Extract every line below that contains the string "并在这里与他们联系", treating case as significant.

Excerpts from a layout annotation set
┄┄┄┄┄┄

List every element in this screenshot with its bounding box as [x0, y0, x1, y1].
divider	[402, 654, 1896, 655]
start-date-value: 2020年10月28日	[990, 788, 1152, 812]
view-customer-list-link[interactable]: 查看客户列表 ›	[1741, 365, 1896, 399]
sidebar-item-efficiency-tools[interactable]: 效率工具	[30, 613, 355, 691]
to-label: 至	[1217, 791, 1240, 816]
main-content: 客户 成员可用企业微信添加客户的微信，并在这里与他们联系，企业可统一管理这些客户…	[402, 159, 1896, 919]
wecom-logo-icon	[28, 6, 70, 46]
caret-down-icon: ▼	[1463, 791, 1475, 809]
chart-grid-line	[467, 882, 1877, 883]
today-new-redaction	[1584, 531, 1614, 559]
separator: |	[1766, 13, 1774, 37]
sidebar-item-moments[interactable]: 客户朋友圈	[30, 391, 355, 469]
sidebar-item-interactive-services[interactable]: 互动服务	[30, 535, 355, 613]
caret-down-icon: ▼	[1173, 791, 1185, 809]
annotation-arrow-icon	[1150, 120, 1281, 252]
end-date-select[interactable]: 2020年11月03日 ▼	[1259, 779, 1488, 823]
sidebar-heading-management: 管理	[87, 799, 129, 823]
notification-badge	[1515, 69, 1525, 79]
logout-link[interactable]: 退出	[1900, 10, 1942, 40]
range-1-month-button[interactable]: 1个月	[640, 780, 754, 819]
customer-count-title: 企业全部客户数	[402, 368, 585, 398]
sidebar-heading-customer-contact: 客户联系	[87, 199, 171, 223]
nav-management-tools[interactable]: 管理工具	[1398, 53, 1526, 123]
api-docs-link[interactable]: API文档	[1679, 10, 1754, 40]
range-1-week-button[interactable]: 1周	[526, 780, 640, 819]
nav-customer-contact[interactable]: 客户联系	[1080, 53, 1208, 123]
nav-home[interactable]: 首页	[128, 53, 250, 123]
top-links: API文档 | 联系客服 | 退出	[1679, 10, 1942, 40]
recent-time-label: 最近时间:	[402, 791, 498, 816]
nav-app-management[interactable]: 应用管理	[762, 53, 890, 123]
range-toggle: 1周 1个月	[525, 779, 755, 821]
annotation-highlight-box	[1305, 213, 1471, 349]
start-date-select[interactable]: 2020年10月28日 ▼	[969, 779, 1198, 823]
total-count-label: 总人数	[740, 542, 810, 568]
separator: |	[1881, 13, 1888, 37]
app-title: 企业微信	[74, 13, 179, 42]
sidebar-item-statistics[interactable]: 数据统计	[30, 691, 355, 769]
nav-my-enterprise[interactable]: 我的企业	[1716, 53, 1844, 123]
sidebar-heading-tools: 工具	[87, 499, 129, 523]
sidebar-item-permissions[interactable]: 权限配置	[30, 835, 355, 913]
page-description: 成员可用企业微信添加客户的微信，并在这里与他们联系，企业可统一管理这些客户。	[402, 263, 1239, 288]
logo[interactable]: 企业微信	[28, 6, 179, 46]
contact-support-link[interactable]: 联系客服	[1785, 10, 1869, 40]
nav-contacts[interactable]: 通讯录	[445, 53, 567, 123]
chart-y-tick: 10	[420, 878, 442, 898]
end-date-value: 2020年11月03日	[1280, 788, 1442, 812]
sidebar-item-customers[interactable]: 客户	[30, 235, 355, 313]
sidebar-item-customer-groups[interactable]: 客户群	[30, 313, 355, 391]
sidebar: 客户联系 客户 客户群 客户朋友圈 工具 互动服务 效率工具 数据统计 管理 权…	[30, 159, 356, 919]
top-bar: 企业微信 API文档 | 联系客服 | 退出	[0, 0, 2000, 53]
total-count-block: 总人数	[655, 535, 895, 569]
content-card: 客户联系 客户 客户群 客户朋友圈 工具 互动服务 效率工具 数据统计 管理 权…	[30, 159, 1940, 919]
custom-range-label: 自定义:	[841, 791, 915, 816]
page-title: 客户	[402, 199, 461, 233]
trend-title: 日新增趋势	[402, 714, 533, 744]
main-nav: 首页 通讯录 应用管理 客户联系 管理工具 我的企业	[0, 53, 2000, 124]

┄┄┄┄┄┄

• [The completed task]
main-content: 客户 成员可用企业微信添加客户的微信，并在这里与他们联系，企业可统一管理这些客户…	[402, 159, 1896, 919]
page-description: 成员可用企业微信添加客户的微信，并在这里与他们联系，企业可统一管理这些客户。	[402, 263, 1239, 288]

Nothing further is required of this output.